begin
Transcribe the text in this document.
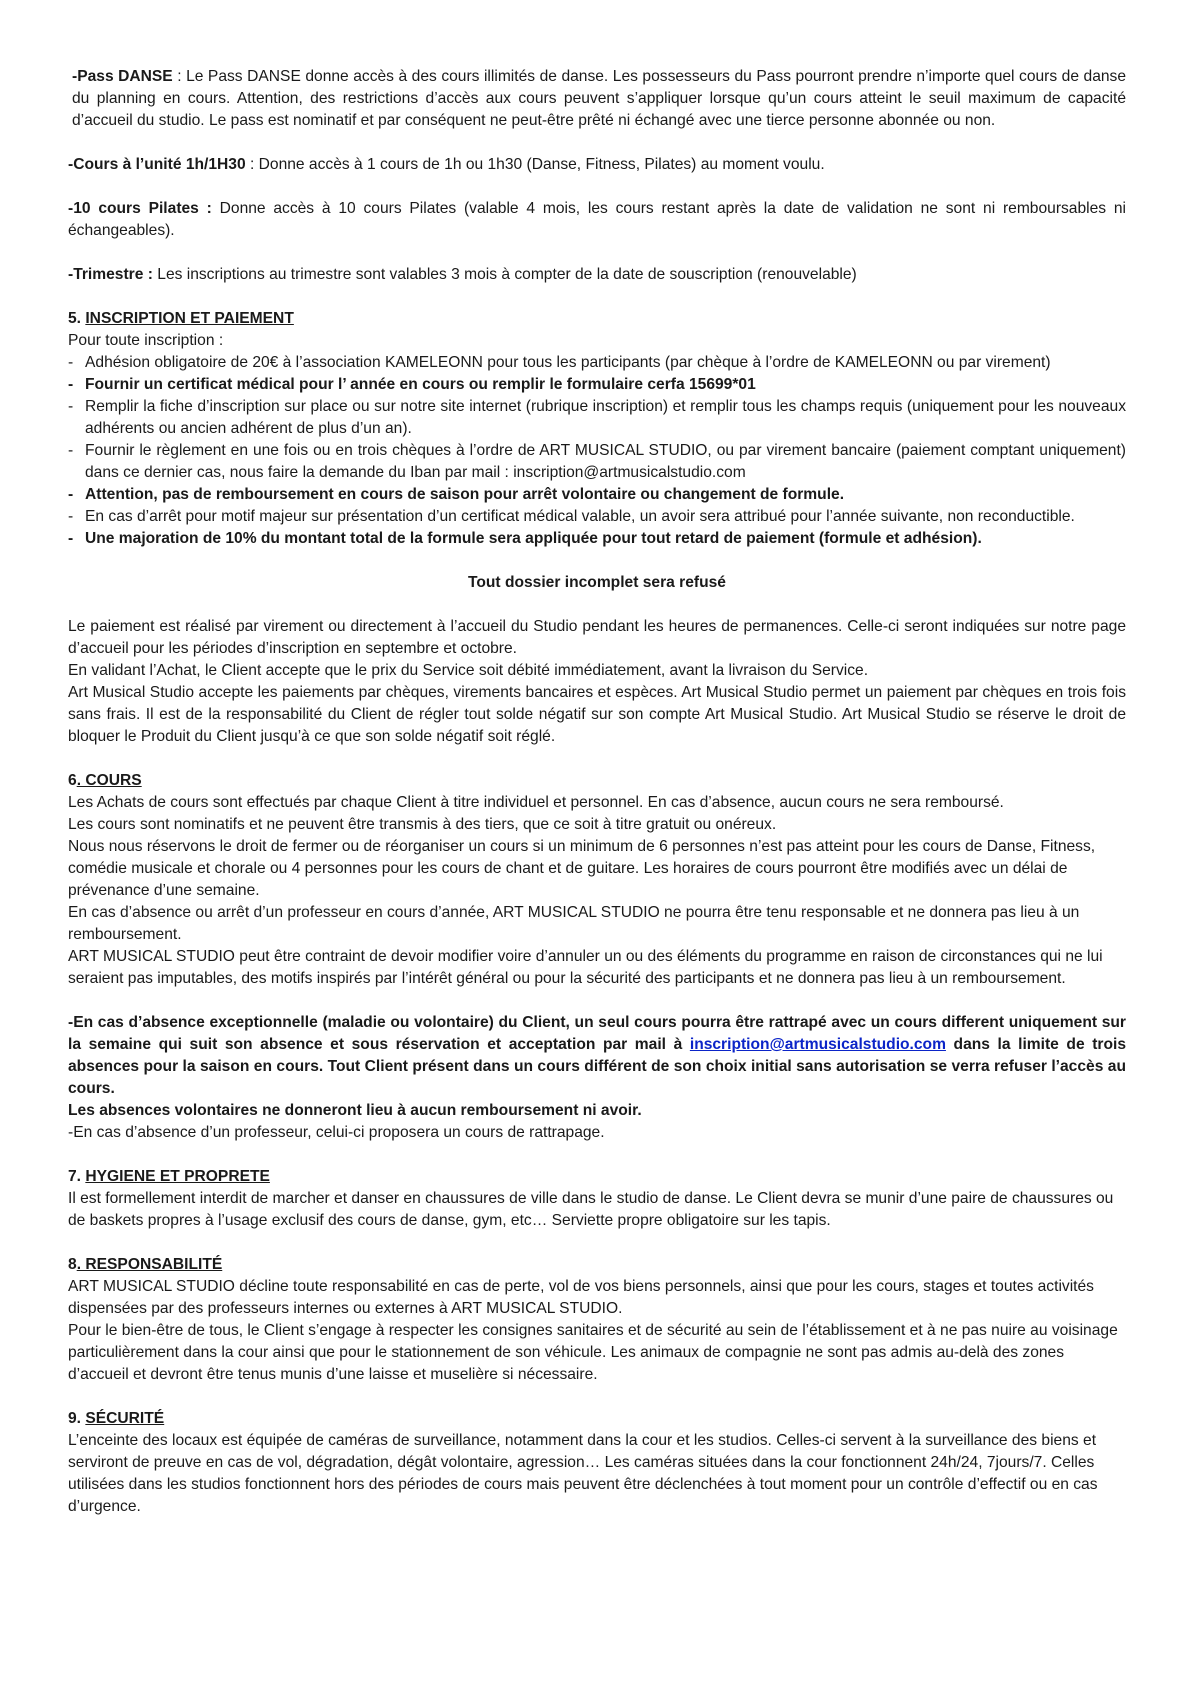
-Pass DANSE : Le Pass DANSE donne accès à des cours illimités de danse. Les possesseurs du Pass pourront prendre n’importe quel cours de danse du planning en cours. Attention, des restrictions d’accès aux cours peuvent s’appliquer lorsque qu’un cours atteint le seuil maximum de capacité d’accueil du studio. Le pass est nominatif et par conséquent ne peut-être prêté ni échangé avec une tierce personne abonnée ou non.

-Cours à l’unité 1h/1H30 : Donne accès à 1 cours de 1h ou 1h30 (Danse, Fitness, Pilates) au moment voulu.

-10 cours Pilates : Donne accès à 10 cours Pilates (valable 4 mois, les cours restant après la date de validation ne sont ni remboursables ni échangeables).

-Trimestre : Les inscriptions au trimestre sont valables 3 mois à compter de la date de souscription (renouvelable)

5. INSCRIPTION ET PAIEMENT

Pour toute inscription :

- Adhésion obligatoire de 20€ à l’association KAMELEONN pour tous les participants (par chèque à l’ordre de KAMELEONN ou par virement)
- Fournir un certificat médical pour l’ année en cours ou remplir le formulaire cerfa 15699*01
- Remplir la fiche d’inscription sur place ou sur notre site internet (rubrique inscription) et remplir tous les champs requis (uniquement pour les nouveaux adhérents ou ancien adhérent de plus d’un an).
- Fournir le règlement en une fois ou en trois chèques à l’ordre de ART MUSICAL STUDIO, ou par virement bancaire (paiement comptant uniquement) dans ce dernier cas, nous faire la demande du Iban par mail : inscription@artmusicalstudio.com
- Attention, pas de remboursement en cours de saison pour arrêt volontaire ou changement de formule.
- En cas d’arrêt pour motif majeur sur présentation d’un certificat médical valable, un avoir sera attribué pour l’année suivante, non reconductible.
- Une majoration de 10% du montant total de la formule sera appliquée pour tout retard de paiement (formule et adhésion).

Tout dossier incomplet sera refusé

Le paiement est réalisé par virement ou directement à l’accueil du Studio pendant les heures de permanences. Celle-ci seront indiquées sur notre page d’accueil pour les périodes d’inscription en septembre et octobre.

En validant l’Achat, le Client accepte que le prix du Service soit débité immédiatement, avant la livraison du Service.

Art Musical Studio accepte les paiements par chèques, virements bancaires et espèces. Art Musical Studio permet un paiement par chèques en trois fois sans frais. Il est de la responsabilité du Client de régler tout solde négatif sur son compte Art Musical Studio. Art Musical Studio se réserve le droit de bloquer le Produit du Client jusqu’à ce que son solde négatif soit réglé.

6. COURS

Les Achats de cours sont effectués par chaque Client à titre individuel et personnel. En cas d’absence, aucun cours ne sera remboursé.

Les cours sont nominatifs et ne peuvent être transmis à des tiers, que ce soit à titre gratuit ou onéreux.

Nous nous réservons le droit de fermer ou de réorganiser un cours si un minimum de 6 personnes n’est pas atteint pour les cours de Danse, Fitness, comédie musicale et chorale ou 4 personnes pour les cours de chant et de guitare. Les horaires de cours pourront être modifiés avec un délai de prévenance d’une semaine.

En cas d’absence ou arrêt d’un professeur en cours d’année, ART MUSICAL STUDIO ne pourra être tenu responsable et ne donnera pas lieu à un remboursement.

ART MUSICAL STUDIO peut être contraint de devoir modifier voire d’annuler un ou des éléments du programme en raison de circonstances qui ne lui seraient pas imputables, des motifs inspirés par l’intérêt général ou pour la sécurité des participants et ne donnera pas lieu à un remboursement.

-En cas d’absence exceptionnelle (maladie ou volontaire) du Client, un seul cours pourra être rattrapé avec un cours different uniquement sur la semaine qui suit son absence et sous réservation et acceptation par mail à inscription@artmusicalstudio.com dans la limite de trois absences pour la saison en cours. Tout Client présent dans un cours différent de son choix initial sans autorisation se verra refuser l’accès au cours.

Les absences volontaires ne donneront lieu à aucun remboursement ni avoir.

-En cas d’absence d’un professeur, celui-ci proposera un cours de rattrapage.

7. HYGIENE ET PROPRETE

Il est formellement interdit de marcher et danser en chaussures de ville dans le studio de danse. Le Client devra se munir d’une paire de chaussures ou de baskets propres à l’usage exclusif des cours de danse, gym, etc… Serviette propre obligatoire sur les tapis.

8. RESPONSABILITÉ

ART MUSICAL STUDIO décline toute responsabilité en cas de perte, vol de vos biens personnels, ainsi que pour les cours, stages et toutes activités dispensées par des professeurs internes ou externes à ART MUSICAL STUDIO.

Pour le bien-être de tous, le Client s’engage à respecter les consignes sanitaires et de sécurité au sein de l’établissement et à ne pas nuire au voisinage particulièrement dans la cour ainsi que pour le stationnement de son véhicule. Les animaux de compagnie ne sont pas admis au-delà des zones d’accueil et devront être tenus munis d’une laisse et muselière si nécessaire.

9. SÉCURITÉ

L’enceinte des locaux est équipée de caméras de surveillance, notamment dans la cour et les studios. Celles-ci servent à la surveillance des biens et serviront de preuve en cas de vol, dégradation, dégât volontaire, agression… Les caméras situées dans la cour fonctionnent 24h/24, 7jours/7. Celles utilisées dans les studios fonctionnent hors des périodes de cours mais peuvent être déclenchées à tout moment pour un contrôle d’effectif ou en cas d’urgence.
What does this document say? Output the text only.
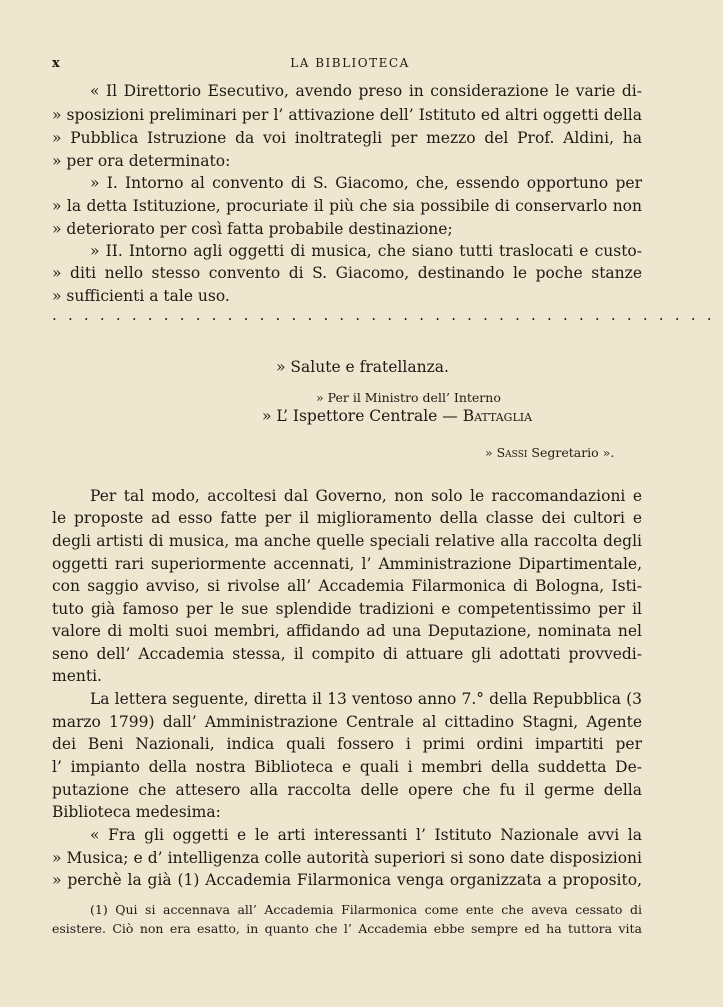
x	LA BIBLIOTECA
« Il Direttorio Esecutivo, avendo preso in considerazione le varie di-
» sposizioni preliminari per l’ attivazione dell’ Istituto ed altri oggetti della
» Pubblica Istruzione da voi inoltrategli per mezzo del Prof. Aldini, ha
» per ora determinato:
» I. Intorno al convento di S. Giacomo, che, essendo opportuno per
» la detta Istituzione, procuriate il più che sia possibile di conservarlo non
» deteriorato per così fatta probabile destinazione;
» II. Intorno agli oggetti di musica, che siano tutti traslocati e custo-
» diti nello stesso convento di S. Giacomo, destinando le poche stanze
» sufficienti a tale uso.
..........................................
» Salute e fratellanza.
» Per il Ministro dell’ Interno
» L’ Ispettore Centrale — Battaglia
» Sassi Segretario ».
Per tal modo, accoltesi dal Governo, non solo le raccomandazioni e
le proposte ad esso fatte per il miglioramento della classe dei cultori e
degli artisti di musica, ma anche quelle speciali relative alla raccolta degli
oggetti rari superiormente accennati, l’ Amministrazione Dipartimentale,
con saggio avviso, si rivolse all’ Accademia Filarmonica di Bologna, Isti-
tuto già famoso per le sue splendide tradizioni e competentissimo per il
valore di molti suoi membri, affidando ad una Deputazione, nominata nel
seno dell’ Accademia stessa, il compito di attuare gli adottati provvedi-
menti.
La lettera seguente, diretta il 13 ventoso anno 7.° della Repubblica (3
marzo 1799) dall’ Amministrazione Centrale al cittadino Stagni, Agente
dei Beni Nazionali, indica quali fossero i primi ordini impartiti per
l’ impianto della nostra Biblioteca e quali i membri della suddetta De-
putazione che attesero alla raccolta delle opere che fu il germe della
Biblioteca medesima:
« Fra gli oggetti e le arti interessanti l’ Istituto Nazionale avvi la
» Musica; e d’ intelligenza colle autorità superiori si sono date disposizioni
» perchè la già (1) Accademia Filarmonica venga organizzata a proposito,
(1) Qui si accennava all’ Accademia Filarmonica come ente che aveva cessato di
esistere. Ciò non era esatto, in quanto che l’ Accademia ebbe sempre ed ha tuttora vita
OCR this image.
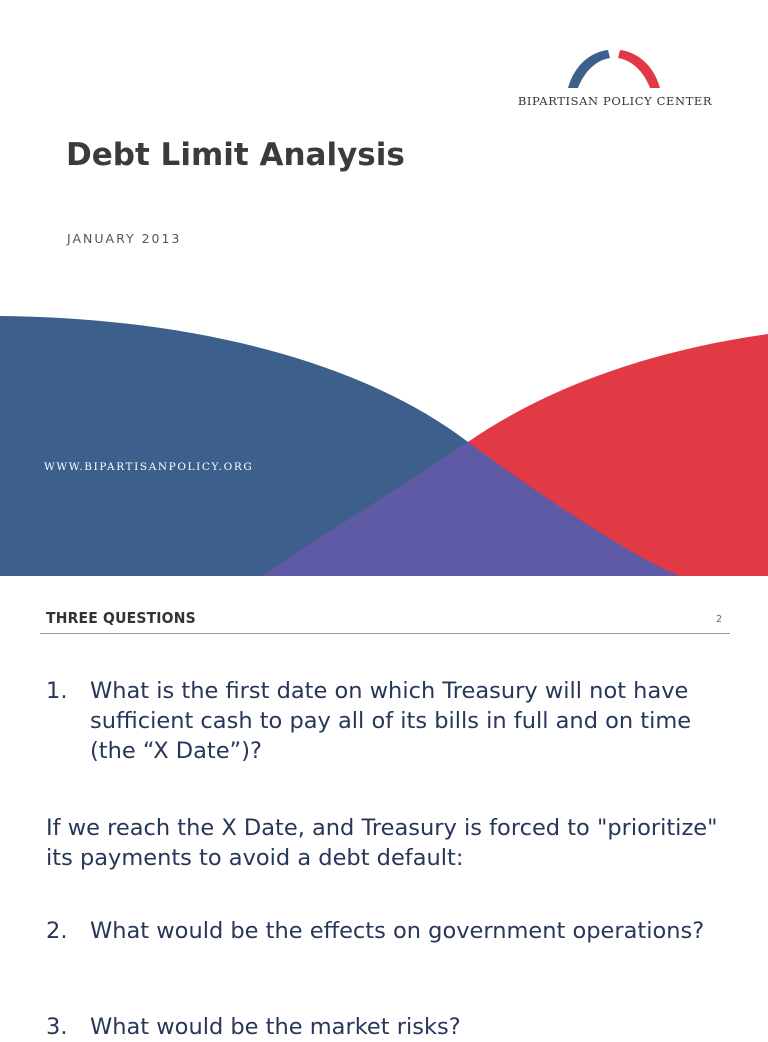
BIPARTISAN POLICY CENTER
Debt Limit Analysis
JANUARY 2013
WWW.BIPARTISANPOLICY.ORG
THREE QUESTIONS	2
1.	What is the first date on which Treasury will not have sufficient cash to pay all of its bills in full and on time (the “X Date”)?
If we reach the X Date, and Treasury is forced to "prioritize" its payments to avoid a debt default:
2.	What would be the effects on government operations?
3.	What would be the market risks?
end
*GIVEN EXERCISE*
Above are records with pictures; repeat the records exactly and leave the pictures out.

*OUTPUT*
Transcribe the text in this document.
-Pass DANSE : Le Pass DANSE donne accès à des cours illimités de danse. Les possesseurs du Pass pourront prendre n’importe quel cours de danse du planning en cours. Attention, des restrictions d’accès aux cours peuvent s’appliquer lorsque qu’un cours atteint le seuil maximum de capacité d’accueil du studio. Le pass est nominatif et par conséquent ne peut-être prêté ni échangé avec une tierce personne abonnée ou non.

-Cours à l’unité 1h/1H30 : Donne accès à 1 cours de 1h ou 1h30 (Danse, Fitness, Pilates) au moment voulu.

-10 cours Pilates : Donne accès à 10 cours Pilates (valable 4 mois, les cours restant après la date de validation ne sont ni remboursables ni échangeables).

-Trimestre : Les inscriptions au trimestre sont valables 3 mois à compter de la date de souscription (renouvelable)

5. INSCRIPTION ET PAIEMENT

Pour toute inscription :

- Adhésion obligatoire de 20€ à l’association KAMELEONN pour tous les participants (par chèque à l’ordre de KAMELEONN ou par virement)
- Fournir un certificat médical pour l’ année en cours ou remplir le formulaire cerfa 15699*01
- Remplir la fiche d’inscription sur place ou sur notre site internet (rubrique inscription) et remplir tous les champs requis (uniquement pour les nouveaux adhérents ou ancien adhérent de plus d’un an).
- Fournir le règlement en une fois ou en trois chèques à l’ordre de ART MUSICAL STUDIO, ou par virement bancaire (paiement comptant uniquement) dans ce dernier cas, nous faire la demande du Iban par mail : inscription@artmusicalstudio.com
- Attention, pas de remboursement en cours de saison pour arrêt volontaire ou changement de formule.
- En cas d’arrêt pour motif majeur sur présentation d’un certificat médical valable, un avoir sera attribué pour l’année suivante, non reconductible.
- Une majoration de 10% du montant total de la formule sera appliquée pour tout retard de paiement (formule et adhésion).

Tout dossier incomplet sera refusé

Le paiement est réalisé par virement ou directement à l’accueil du Studio pendant les heures de permanences. Celle-ci seront indiquées sur notre page d’accueil pour les périodes d’inscription en septembre et octobre.

En validant l’Achat, le Client accepte que le prix du Service soit débité immédiatement, avant la livraison du Service.

Art Musical Studio accepte les paiements par chèques, virements bancaires et espèces. Art Musical Studio permet un paiement par chèques en trois fois sans frais. Il est de la responsabilité du Client de régler tout solde négatif sur son compte Art Musical Studio. Art Musical Studio se réserve le droit de bloquer le Produit du Client jusqu’à ce que son solde négatif soit réglé.

6. COURS

Les Achats de cours sont effectués par chaque Client à titre individuel et personnel. En cas d’absence, aucun cours ne sera remboursé.

Les cours sont nominatifs et ne peuvent être transmis à des tiers, que ce soit à titre gratuit ou onéreux.

Nous nous réservons le droit de fermer ou de réorganiser un cours si un minimum de 6 personnes n’est pas atteint pour les cours de Danse, Fitness, comédie musicale et chorale ou 4 personnes pour les cours de chant et de guitare. Les horaires de cours pourront être modifiés avec un délai de prévenance d’une semaine.

En cas d’absence ou arrêt d’un professeur en cours d’année, ART MUSICAL STUDIO ne pourra être tenu responsable et ne donnera pas lieu à un remboursement.

ART MUSICAL STUDIO peut être contraint de devoir modifier voire d’annuler un ou des éléments du programme en raison de circonstances qui ne lui seraient pas imputables, des motifs inspirés par l’intérêt général ou pour la sécurité des participants et ne donnera pas lieu à un remboursement.

-En cas d’absence exceptionnelle (maladie ou volontaire) du Client, un seul cours pourra être rattrapé avec un cours different uniquement sur la semaine qui suit son absence et sous réservation et acceptation par mail à inscription@artmusicalstudio.com dans la limite de trois absences pour la saison en cours. Tout Client présent dans un cours différent de son choix initial sans autorisation se verra refuser l’accès au cours.

Les absences volontaires ne donneront lieu à aucun remboursement ni avoir.

-En cas d’absence d’un professeur, celui-ci proposera un cours de rattrapage.

7. HYGIENE ET PROPRETE

Il est formellement interdit de marcher et danser en chaussures de ville dans le studio de danse. Le Client devra se munir d’une paire de chaussures ou de baskets propres à l’usage exclusif des cours de danse, gym, etc… Serviette propre obligatoire sur les tapis.

8. RESPONSABILITÉ

ART MUSICAL STUDIO décline toute responsabilité en cas de perte, vol de vos biens personnels, ainsi que pour les cours, stages et toutes activités dispensées par des professeurs internes ou externes à ART MUSICAL STUDIO.

Pour le bien-être de tous, le Client s’engage à respecter les consignes sanitaires et de sécurité au sein de l’établissement et à ne pas nuire au voisinage particulièrement dans la cour ainsi que pour le stationnement de son véhicule. Les animaux de compagnie ne sont pas admis au-delà des zones d’accueil et devront être tenus munis d’une laisse et muselière si nécessaire.

9. SÉCURITÉ

L’enceinte des locaux est équipée de caméras de surveillance, notamment dans la cour et les studios. Celles-ci servent à la surveillance des biens et serviront de preuve en cas de vol, dégradation, dégât volontaire, agression… Les caméras situées dans la cour fonctionnent 24h/24, 7jours/7. Celles utilisées dans les studios fonctionnent hors des périodes de cours mais peuvent être déclenchées à tout moment pour un contrôle d’effectif ou en cas d’urgence.
What does this document say? Output the text only.
x	LA BIBLIOTECA
« Il Direttorio Esecutivo, avendo preso in considerazione le varie di-
» sposizioni preliminari per l’ attivazione dell’ Istituto ed altri oggetti della
» Pubblica Istruzione da voi inoltrategli per mezzo del Prof. Aldini, ha
» per ora determinato:
» I. Intorno al convento di S. Giacomo, che, essendo opportuno per
» la detta Istituzione, procuriate il più che sia possibile di conservarlo non
» deteriorato per così fatta probabile destinazione;
» II. Intorno agli oggetti di musica, che siano tutti traslocati e custo-
» diti nello stesso convento di S. Giacomo, destinando le poche stanze
» sufficienti a tale uso.
..........................................
» Salute e fratellanza.
» Per il Ministro dell’ Interno
» L’ Ispettore Centrale — Battaglia
» Sassi Segretario ».
Per tal modo, accoltesi dal Governo, non solo le raccomandazioni e
le proposte ad esso fatte per il miglioramento della classe dei cultori e
degli artisti di musica, ma anche quelle speciali relative alla raccolta degli
oggetti rari superiormente accennati, l’ Amministrazione Dipartimentale,
con saggio avviso, si rivolse all’ Accademia Filarmonica di Bologna, Isti-
tuto già famoso per le sue splendide tradizioni e competentissimo per il
valore di molti suoi membri, affidando ad una Deputazione, nominata nel
seno dell’ Accademia stessa, il compito di attuare gli adottati provvedi-
menti.
La lettera seguente, diretta il 13 ventoso anno 7.° della Repubblica (3
marzo 1799) dall’ Amministrazione Centrale al cittadino Stagni, Agente
dei Beni Nazionali, indica quali fossero i primi ordini impartiti per
l’ impianto della nostra Biblioteca e quali i membri della suddetta De-
putazione che attesero alla raccolta delle opere che fu il germe della
Biblioteca medesima:
« Fra gli oggetti e le arti interessanti l’ Istituto Nazionale avvi la
» Musica; e d’ intelligenza colle autorità superiori si sono date disposizioni
» perchè la già (1) Accademia Filarmonica venga organizzata a proposito,
(1) Qui si accennava all’ Accademia Filarmonica come ente che aveva cessato di
esistere. Ciò non era esatto, in quanto che l’ Accademia ebbe sempre ed ha tuttora vita
OCR this image.
BIPARTISAN POLICY CENTER
Debt Limit Analysis
JANUARY 2013
WWW.BIPARTISANPOLICY.ORG
THREE QUESTIONS	2
1.	What is the first date on which Treasury will not have sufficient cash to pay all of its bills in full and on time (the “X Date”)?
If we reach the X Date, and Treasury is forced to "prioritize" its payments to avoid a debt default:
2.	What would be the effects on government operations?
3.	What would be the market risks?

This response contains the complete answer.